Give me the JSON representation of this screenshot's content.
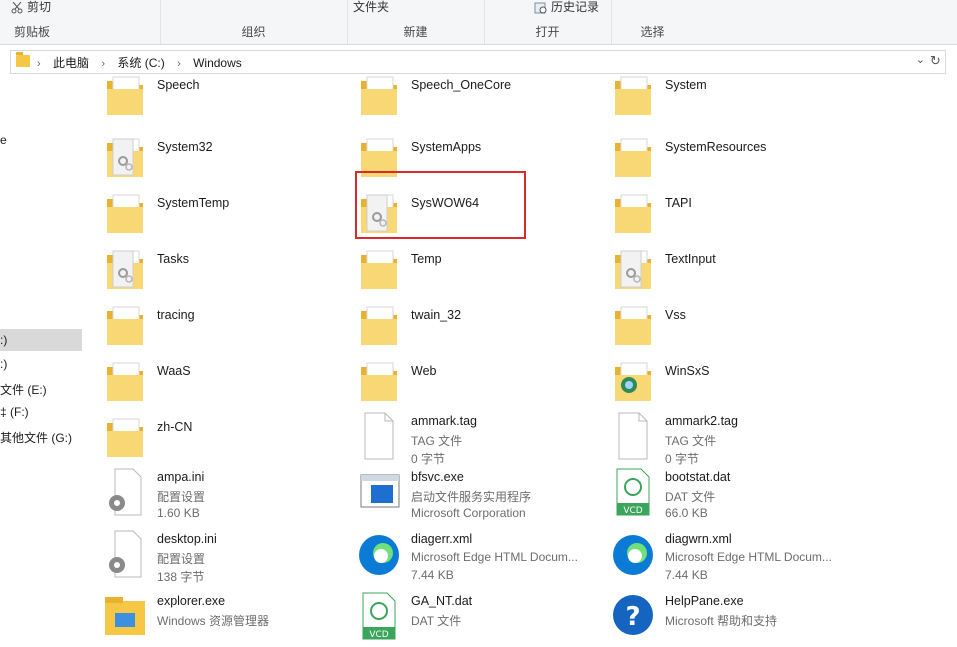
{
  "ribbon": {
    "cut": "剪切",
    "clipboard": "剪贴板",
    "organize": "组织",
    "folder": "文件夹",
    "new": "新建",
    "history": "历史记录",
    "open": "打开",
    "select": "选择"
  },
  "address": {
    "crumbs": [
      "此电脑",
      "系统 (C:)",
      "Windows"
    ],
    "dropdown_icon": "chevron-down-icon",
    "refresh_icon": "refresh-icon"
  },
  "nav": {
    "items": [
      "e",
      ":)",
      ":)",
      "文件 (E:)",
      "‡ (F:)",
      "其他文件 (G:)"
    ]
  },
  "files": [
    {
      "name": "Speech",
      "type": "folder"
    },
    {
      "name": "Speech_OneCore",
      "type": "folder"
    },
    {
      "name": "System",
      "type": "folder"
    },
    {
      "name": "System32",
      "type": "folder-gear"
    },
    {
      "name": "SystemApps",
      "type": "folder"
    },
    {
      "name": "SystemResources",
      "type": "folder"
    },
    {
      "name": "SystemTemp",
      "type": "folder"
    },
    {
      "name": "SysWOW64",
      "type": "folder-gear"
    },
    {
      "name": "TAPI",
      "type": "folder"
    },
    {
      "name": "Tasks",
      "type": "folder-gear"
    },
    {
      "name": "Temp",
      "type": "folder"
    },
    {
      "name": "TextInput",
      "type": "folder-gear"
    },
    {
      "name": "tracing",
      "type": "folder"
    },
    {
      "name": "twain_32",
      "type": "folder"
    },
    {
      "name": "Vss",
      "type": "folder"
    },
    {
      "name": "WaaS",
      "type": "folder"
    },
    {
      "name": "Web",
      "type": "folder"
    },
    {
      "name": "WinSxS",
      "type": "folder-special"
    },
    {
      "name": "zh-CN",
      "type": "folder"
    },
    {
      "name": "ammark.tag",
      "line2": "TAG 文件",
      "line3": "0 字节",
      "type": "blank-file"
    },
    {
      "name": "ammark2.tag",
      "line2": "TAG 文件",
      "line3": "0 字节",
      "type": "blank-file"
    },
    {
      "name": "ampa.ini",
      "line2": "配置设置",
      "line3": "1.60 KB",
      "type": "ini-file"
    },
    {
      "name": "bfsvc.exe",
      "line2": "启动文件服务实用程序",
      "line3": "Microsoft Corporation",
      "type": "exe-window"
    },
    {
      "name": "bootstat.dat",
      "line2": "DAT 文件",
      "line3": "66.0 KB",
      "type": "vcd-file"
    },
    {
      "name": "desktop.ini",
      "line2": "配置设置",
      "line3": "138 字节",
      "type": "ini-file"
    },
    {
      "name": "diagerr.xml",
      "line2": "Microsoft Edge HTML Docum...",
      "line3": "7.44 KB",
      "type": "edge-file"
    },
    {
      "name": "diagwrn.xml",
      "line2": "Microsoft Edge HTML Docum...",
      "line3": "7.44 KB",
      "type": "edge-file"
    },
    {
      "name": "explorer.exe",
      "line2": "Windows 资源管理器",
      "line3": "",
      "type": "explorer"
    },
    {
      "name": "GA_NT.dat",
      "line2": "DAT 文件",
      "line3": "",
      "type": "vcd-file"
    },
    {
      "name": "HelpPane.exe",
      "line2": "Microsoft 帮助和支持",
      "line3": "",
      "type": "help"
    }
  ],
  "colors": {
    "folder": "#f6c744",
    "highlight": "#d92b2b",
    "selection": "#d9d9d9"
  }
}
* * * * * * * * *
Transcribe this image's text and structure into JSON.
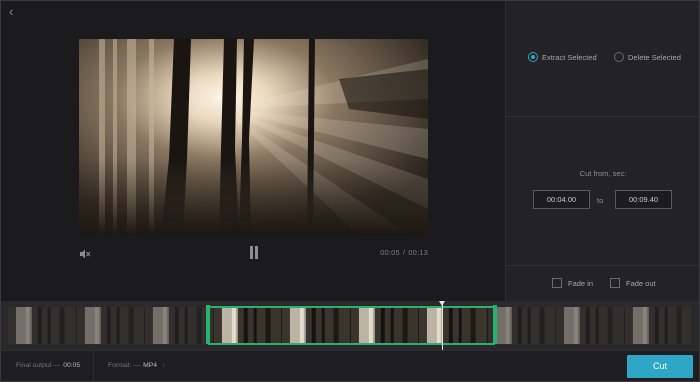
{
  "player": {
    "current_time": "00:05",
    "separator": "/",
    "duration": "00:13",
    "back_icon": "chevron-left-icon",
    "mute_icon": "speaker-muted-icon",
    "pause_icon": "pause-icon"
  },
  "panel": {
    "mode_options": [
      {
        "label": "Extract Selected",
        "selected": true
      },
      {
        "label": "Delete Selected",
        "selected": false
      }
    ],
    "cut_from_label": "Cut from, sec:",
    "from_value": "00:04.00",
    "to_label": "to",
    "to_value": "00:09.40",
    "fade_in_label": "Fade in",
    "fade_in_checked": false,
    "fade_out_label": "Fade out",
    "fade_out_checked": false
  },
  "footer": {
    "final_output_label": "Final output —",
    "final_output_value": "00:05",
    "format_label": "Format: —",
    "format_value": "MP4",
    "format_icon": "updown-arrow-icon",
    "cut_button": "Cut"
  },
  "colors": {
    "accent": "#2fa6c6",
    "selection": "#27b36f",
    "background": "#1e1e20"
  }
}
* * * * * * * * *
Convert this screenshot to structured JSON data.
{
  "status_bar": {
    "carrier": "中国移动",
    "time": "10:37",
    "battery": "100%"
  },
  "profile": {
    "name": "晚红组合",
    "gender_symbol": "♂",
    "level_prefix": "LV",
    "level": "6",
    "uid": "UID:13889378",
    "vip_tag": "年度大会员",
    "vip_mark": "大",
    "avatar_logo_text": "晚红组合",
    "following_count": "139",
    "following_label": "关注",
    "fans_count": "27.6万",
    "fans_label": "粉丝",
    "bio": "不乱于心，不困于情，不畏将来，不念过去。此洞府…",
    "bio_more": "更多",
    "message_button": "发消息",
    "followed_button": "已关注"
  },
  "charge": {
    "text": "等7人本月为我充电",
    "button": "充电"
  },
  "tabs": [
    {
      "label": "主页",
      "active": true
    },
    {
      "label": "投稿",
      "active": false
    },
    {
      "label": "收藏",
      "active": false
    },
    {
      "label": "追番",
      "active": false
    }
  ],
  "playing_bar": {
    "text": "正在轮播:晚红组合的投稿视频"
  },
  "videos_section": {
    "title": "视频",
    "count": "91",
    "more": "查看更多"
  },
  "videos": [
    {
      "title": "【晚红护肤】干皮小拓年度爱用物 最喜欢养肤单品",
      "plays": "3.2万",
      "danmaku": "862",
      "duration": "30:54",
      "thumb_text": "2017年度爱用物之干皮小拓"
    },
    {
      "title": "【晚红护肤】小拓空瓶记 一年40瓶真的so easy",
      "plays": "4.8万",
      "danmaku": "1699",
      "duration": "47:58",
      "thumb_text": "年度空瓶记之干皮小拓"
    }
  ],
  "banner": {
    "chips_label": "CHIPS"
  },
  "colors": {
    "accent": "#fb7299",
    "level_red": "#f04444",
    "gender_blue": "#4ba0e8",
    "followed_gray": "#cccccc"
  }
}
* * * * * * * * *
WHAT IS NEEDED: Lines holding the word "title" in the entries above are the ones to pull out. Copy them all.

RESPONSE TO THIS EXERCISE:
    "title": "视频",
      "title": "【晚红护肤】干皮小拓年度爱用物 最喜欢养肤单品",
      "title": "【晚红护肤】小拓空瓶记 一年40瓶真的so easy",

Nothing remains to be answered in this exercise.